> Challenge
Work out the number of lines in the records that include the word "Empagliflozine"; reply with that number alone.

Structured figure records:
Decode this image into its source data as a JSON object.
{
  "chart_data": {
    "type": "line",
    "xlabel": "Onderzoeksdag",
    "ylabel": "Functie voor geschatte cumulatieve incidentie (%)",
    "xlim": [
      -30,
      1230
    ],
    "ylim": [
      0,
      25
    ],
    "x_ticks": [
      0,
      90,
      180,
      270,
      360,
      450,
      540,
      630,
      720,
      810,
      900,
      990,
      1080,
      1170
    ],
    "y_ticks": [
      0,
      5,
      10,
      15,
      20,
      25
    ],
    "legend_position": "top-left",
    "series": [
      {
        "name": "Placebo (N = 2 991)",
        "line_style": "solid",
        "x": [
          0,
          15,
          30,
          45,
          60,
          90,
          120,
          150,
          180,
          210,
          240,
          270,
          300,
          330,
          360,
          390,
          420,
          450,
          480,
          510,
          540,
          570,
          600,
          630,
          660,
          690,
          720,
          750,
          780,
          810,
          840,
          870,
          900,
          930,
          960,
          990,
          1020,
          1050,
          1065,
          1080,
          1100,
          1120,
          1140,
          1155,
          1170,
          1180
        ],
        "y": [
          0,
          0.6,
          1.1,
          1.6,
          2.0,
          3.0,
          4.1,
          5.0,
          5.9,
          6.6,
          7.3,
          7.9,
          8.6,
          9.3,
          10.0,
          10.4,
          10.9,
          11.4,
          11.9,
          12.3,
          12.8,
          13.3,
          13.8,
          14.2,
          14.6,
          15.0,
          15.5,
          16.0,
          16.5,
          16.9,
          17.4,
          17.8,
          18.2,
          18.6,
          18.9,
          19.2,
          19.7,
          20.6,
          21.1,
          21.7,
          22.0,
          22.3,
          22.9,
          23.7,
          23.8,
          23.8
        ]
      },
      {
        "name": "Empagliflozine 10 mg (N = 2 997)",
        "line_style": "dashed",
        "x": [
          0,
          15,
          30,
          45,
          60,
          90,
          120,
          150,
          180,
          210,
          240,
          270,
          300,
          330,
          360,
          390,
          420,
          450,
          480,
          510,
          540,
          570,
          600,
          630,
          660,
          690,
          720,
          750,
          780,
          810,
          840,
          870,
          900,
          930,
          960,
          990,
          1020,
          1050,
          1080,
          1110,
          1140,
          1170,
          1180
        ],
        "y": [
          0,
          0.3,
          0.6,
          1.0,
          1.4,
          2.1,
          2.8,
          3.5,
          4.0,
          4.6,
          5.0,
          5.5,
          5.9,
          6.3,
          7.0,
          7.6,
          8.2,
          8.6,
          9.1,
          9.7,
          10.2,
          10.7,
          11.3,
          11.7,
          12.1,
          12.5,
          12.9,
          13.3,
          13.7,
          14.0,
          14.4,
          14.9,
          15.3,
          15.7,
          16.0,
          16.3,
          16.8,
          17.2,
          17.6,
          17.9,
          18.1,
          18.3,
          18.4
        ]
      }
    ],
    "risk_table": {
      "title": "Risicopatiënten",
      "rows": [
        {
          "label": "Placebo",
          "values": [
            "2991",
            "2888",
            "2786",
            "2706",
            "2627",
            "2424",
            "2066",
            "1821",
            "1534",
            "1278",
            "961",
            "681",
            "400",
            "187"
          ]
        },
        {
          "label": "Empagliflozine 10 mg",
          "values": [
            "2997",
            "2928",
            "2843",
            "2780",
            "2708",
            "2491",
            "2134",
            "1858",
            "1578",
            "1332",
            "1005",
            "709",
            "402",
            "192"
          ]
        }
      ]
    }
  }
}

> Reply
2